**Data shown**
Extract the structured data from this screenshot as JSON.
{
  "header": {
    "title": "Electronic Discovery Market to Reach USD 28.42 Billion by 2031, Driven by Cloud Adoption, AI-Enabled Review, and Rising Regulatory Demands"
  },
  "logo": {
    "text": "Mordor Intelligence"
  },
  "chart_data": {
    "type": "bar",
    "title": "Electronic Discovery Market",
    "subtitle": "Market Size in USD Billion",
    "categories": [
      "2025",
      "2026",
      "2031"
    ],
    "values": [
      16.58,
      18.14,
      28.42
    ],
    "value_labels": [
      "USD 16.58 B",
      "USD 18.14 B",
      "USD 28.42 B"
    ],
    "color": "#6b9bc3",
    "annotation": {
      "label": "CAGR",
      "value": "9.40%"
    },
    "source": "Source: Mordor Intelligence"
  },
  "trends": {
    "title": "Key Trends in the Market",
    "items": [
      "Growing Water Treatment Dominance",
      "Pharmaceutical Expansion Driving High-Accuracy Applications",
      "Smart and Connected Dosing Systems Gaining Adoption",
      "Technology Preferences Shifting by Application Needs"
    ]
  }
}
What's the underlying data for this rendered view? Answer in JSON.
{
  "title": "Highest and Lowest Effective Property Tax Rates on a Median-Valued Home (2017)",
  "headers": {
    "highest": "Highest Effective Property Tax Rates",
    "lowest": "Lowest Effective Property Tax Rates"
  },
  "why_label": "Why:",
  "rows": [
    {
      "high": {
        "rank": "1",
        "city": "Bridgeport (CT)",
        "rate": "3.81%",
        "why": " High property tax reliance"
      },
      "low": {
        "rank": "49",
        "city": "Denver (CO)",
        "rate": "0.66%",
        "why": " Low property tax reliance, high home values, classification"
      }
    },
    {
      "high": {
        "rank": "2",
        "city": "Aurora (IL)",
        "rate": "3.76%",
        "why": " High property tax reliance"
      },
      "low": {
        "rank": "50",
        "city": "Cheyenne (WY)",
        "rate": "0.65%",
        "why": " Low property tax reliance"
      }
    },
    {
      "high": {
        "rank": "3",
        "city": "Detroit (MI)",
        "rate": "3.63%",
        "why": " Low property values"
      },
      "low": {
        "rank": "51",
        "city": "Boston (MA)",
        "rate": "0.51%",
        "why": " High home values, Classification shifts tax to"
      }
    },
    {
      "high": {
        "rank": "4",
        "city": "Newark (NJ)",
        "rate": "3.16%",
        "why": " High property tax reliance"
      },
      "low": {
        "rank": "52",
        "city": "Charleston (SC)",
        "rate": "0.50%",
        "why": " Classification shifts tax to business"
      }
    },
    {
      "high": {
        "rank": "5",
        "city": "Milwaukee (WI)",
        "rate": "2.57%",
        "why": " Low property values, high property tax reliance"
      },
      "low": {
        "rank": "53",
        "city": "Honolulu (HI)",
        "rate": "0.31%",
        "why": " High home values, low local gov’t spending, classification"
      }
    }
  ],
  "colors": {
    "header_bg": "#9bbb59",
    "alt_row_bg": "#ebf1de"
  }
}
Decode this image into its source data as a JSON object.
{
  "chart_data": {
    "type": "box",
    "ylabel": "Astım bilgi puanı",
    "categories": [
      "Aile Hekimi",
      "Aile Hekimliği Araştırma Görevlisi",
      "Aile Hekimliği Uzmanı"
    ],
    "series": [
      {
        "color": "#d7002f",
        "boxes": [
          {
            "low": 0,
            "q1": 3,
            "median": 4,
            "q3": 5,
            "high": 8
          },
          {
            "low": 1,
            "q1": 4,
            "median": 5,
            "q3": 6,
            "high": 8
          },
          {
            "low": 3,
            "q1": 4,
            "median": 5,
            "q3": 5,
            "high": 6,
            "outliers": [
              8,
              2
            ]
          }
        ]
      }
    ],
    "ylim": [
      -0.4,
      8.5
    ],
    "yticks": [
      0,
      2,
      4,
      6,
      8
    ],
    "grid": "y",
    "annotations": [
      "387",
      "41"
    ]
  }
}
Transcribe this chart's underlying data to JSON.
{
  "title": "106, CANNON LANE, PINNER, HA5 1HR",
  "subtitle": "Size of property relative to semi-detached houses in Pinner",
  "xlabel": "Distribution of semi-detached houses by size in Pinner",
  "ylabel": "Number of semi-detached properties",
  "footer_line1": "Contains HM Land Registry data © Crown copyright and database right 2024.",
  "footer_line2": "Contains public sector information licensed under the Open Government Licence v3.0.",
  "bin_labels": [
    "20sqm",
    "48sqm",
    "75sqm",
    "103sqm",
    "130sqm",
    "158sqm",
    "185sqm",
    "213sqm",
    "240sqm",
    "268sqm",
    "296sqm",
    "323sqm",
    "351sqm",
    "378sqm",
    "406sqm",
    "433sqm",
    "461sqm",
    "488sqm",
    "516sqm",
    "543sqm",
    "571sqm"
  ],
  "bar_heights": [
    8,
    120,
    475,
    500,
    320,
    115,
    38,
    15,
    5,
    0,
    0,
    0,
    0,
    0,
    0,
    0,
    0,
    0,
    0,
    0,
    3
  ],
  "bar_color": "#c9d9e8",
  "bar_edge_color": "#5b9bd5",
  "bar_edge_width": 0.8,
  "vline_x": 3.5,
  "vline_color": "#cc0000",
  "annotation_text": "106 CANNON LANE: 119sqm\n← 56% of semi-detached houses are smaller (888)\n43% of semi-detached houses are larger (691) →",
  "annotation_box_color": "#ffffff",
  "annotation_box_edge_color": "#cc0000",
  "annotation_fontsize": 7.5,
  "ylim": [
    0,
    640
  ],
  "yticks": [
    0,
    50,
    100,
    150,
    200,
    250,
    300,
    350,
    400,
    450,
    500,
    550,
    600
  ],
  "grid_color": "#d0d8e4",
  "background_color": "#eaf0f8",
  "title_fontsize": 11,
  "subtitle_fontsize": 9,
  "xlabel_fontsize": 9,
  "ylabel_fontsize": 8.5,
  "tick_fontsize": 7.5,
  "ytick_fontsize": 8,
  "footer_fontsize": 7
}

**Task directions**
From the listing above, extract all records word for word.

**Response**
Extract the structured data from this screenshot as JSON.
{
  "header": {
    "title": "Electronic Discovery Market to Reach USD 28.42 Billion by 2031, Driven by Cloud Adoption, AI-Enabled Review, and Rising Regulatory Demands"
  },
  "logo": {
    "text": "Mordor Intelligence"
  },
  "chart_data": {
    "type": "bar",
    "title": "Electronic Discovery Market",
    "subtitle": "Market Size in USD Billion",
    "categories": [
      "2025",
      "2026",
      "2031"
    ],
    "values": [
      16.58,
      18.14,
      28.42
    ],
    "value_labels": [
      "USD 16.58 B",
      "USD 18.14 B",
      "USD 28.42 B"
    ],
    "color": "#6b9bc3",
    "annotation": {
      "label": "CAGR",
      "value": "9.40%"
    },
    "source": "Source: Mordor Intelligence"
  },
  "trends": {
    "title": "Key Trends in the Market",
    "items": [
      "Growing Water Treatment Dominance",
      "Pharmaceutical Expansion Driving High-Accuracy Applications",
      "Smart and Connected Dosing Systems Gaining Adoption",
      "Technology Preferences Shifting by Application Needs"
    ]
  }
}
What's the underlying data for this rendered view? Answer in JSON.
{
  "title": "Highest and Lowest Effective Property Tax Rates on a Median-Valued Home (2017)",
  "headers": {
    "highest": "Highest Effective Property Tax Rates",
    "lowest": "Lowest Effective Property Tax Rates"
  },
  "why_label": "Why:",
  "rows": [
    {
      "high": {
        "rank": "1",
        "city": "Bridgeport (CT)",
        "rate": "3.81%",
        "why": " High property tax reliance"
      },
      "low": {
        "rank": "49",
        "city": "Denver (CO)",
        "rate": "0.66%",
        "why": " Low property tax reliance, high home values, classification"
      }
    },
    {
      "high": {
        "rank": "2",
        "city": "Aurora (IL)",
        "rate": "3.76%",
        "why": " High property tax reliance"
      },
      "low": {
        "rank": "50",
        "city": "Cheyenne (WY)",
        "rate": "0.65%",
        "why": " Low property tax reliance"
      }
    },
    {
      "high": {
        "rank": "3",
        "city": "Detroit (MI)",
        "rate": "3.63%",
        "why": " Low property values"
      },
      "low": {
        "rank": "51",
        "city": "Boston (MA)",
        "rate": "0.51%",
        "why": " High home values, Classification shifts tax to"
      }
    },
    {
      "high": {
        "rank": "4",
        "city": "Newark (NJ)",
        "rate": "3.16%",
        "why": " High property tax reliance"
      },
      "low": {
        "rank": "52",
        "city": "Charleston (SC)",
        "rate": "0.50%",
        "why": " Classification shifts tax to business"
      }
    },
    {
      "high": {
        "rank": "5",
        "city": "Milwaukee (WI)",
        "rate": "2.57%",
        "why": " Low property values, high property tax reliance"
      },
      "low": {
        "rank": "53",
        "city": "Honolulu (HI)",
        "rate": "0.31%",
        "why": " High home values, low local gov’t spending, classification"
      }
    }
  ],
  "colors": {
    "header_bg": "#9bbb59",
    "alt_row_bg": "#ebf1de"
  }
}
Decode this image into its source data as a JSON object.
{
  "chart_data": {
    "type": "box",
    "ylabel": "Astım bilgi puanı",
    "categories": [
      "Aile Hekimi",
      "Aile Hekimliği Araştırma Görevlisi",
      "Aile Hekimliği Uzmanı"
    ],
    "series": [
      {
        "color": "#d7002f",
        "boxes": [
          {
            "low": 0,
            "q1": 3,
            "median": 4,
            "q3": 5,
            "high": 8
          },
          {
            "low": 1,
            "q1": 4,
            "median": 5,
            "q3": 6,
            "high": 8
          },
          {
            "low": 3,
            "q1": 4,
            "median": 5,
            "q3": 5,
            "high": 6,
            "outliers": [
              8,
              2
            ]
          }
        ]
      }
    ],
    "ylim": [
      -0.4,
      8.5
    ],
    "yticks": [
      0,
      2,
      4,
      6,
      8
    ],
    "grid": "y",
    "annotations": [
      "387",
      "41"
    ]
  }
}
Transcribe this chart's underlying data to JSON.
{
  "title": "106, CANNON LANE, PINNER, HA5 1HR",
  "subtitle": "Size of property relative to semi-detached houses in Pinner",
  "xlabel": "Distribution of semi-detached houses by size in Pinner",
  "ylabel": "Number of semi-detached properties",
  "footer_line1": "Contains HM Land Registry data © Crown copyright and database right 2024.",
  "footer_line2": "Contains public sector information licensed under the Open Government Licence v3.0.",
  "bin_labels": [
    "20sqm",
    "48sqm",
    "75sqm",
    "103sqm",
    "130sqm",
    "158sqm",
    "185sqm",
    "213sqm",
    "240sqm",
    "268sqm",
    "296sqm",
    "323sqm",
    "351sqm",
    "378sqm",
    "406sqm",
    "433sqm",
    "461sqm",
    "488sqm",
    "516sqm",
    "543sqm",
    "571sqm"
  ],
  "bar_heights": [
    8,
    120,
    475,
    500,
    320,
    115,
    38,
    15,
    5,
    0,
    0,
    0,
    0,
    0,
    0,
    0,
    0,
    0,
    0,
    0,
    3
  ],
  "bar_color": "#c9d9e8",
  "bar_edge_color": "#5b9bd5",
  "bar_edge_width": 0.8,
  "vline_x": 3.5,
  "vline_color": "#cc0000",
  "annotation_text": "106 CANNON LANE: 119sqm\n← 56% of semi-detached houses are smaller (888)\n43% of semi-detached houses are larger (691) →",
  "annotation_box_color": "#ffffff",
  "annotation_box_edge_color": "#cc0000",
  "annotation_fontsize": 7.5,
  "ylim": [
    0,
    640
  ],
  "yticks": [
    0,
    50,
    100,
    150,
    200,
    250,
    300,
    350,
    400,
    450,
    500,
    550,
    600
  ],
  "grid_color": "#d0d8e4",
  "background_color": "#eaf0f8",
  "title_fontsize": 11,
  "subtitle_fontsize": 9,
  "xlabel_fontsize": 9,
  "ylabel_fontsize": 8.5,
  "tick_fontsize": 7.5,
  "ytick_fontsize": 8,
  "footer_fontsize": 7
}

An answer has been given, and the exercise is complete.